Objective: Among the entries below, find the lines with "this" and copy them.

(Items from a figure collection)
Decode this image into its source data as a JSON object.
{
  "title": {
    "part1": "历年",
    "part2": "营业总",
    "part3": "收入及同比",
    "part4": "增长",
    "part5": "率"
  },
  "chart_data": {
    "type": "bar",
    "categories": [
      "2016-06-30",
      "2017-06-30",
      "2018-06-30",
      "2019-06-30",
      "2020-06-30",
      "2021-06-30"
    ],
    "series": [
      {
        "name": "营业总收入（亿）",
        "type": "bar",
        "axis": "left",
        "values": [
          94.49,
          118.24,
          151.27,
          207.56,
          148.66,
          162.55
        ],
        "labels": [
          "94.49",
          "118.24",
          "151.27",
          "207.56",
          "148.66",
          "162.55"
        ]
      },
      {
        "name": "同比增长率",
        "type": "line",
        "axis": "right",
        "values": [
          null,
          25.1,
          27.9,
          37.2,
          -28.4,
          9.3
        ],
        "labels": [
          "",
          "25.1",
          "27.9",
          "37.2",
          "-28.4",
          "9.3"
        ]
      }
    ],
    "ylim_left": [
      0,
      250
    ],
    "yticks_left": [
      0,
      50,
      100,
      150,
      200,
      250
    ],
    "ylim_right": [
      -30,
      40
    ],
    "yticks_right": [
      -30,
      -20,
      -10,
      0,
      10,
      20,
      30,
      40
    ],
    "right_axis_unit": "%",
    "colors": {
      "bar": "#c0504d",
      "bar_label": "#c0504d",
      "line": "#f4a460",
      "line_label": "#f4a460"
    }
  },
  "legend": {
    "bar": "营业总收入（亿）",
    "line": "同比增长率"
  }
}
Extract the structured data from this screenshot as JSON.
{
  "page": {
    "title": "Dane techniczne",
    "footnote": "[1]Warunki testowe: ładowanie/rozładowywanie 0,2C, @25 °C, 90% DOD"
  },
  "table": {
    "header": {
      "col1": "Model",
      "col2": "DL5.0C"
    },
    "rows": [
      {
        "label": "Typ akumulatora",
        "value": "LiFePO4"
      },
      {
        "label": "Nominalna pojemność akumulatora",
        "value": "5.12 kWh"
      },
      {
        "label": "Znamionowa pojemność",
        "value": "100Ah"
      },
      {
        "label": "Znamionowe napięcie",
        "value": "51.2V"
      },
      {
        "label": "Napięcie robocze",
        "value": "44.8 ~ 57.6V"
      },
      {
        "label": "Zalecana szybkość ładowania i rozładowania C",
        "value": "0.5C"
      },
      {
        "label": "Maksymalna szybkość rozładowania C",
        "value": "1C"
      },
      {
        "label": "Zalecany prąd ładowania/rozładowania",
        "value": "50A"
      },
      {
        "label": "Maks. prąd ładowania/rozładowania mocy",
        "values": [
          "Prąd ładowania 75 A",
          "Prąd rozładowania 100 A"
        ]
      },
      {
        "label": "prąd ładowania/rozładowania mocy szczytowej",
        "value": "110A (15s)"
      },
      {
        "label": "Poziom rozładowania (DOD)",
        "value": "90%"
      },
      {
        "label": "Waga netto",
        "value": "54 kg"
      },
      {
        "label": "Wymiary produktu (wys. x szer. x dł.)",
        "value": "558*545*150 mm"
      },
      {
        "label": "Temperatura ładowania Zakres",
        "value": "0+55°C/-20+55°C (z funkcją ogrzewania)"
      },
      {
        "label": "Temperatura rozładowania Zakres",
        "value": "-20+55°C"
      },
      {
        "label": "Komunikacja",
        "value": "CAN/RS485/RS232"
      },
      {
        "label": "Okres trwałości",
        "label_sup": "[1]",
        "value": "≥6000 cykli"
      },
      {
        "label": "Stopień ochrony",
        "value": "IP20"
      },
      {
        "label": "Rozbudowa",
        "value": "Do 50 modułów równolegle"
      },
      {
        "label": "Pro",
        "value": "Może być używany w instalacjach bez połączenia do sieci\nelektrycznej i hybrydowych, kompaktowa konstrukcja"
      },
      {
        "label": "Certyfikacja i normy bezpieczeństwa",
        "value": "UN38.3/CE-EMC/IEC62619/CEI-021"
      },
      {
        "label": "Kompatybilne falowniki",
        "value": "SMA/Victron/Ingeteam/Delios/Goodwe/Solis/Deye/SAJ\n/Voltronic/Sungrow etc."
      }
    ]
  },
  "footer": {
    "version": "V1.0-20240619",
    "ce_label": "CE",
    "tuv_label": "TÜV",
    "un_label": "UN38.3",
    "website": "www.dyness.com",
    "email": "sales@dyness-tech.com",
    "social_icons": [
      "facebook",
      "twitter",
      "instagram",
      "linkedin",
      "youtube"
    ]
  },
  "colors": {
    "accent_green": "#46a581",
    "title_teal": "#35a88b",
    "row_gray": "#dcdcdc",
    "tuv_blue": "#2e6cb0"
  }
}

Answer to the problem:
Decode this image into its source data as a JSON object.
Extract the structured data from this screenshot as JSON.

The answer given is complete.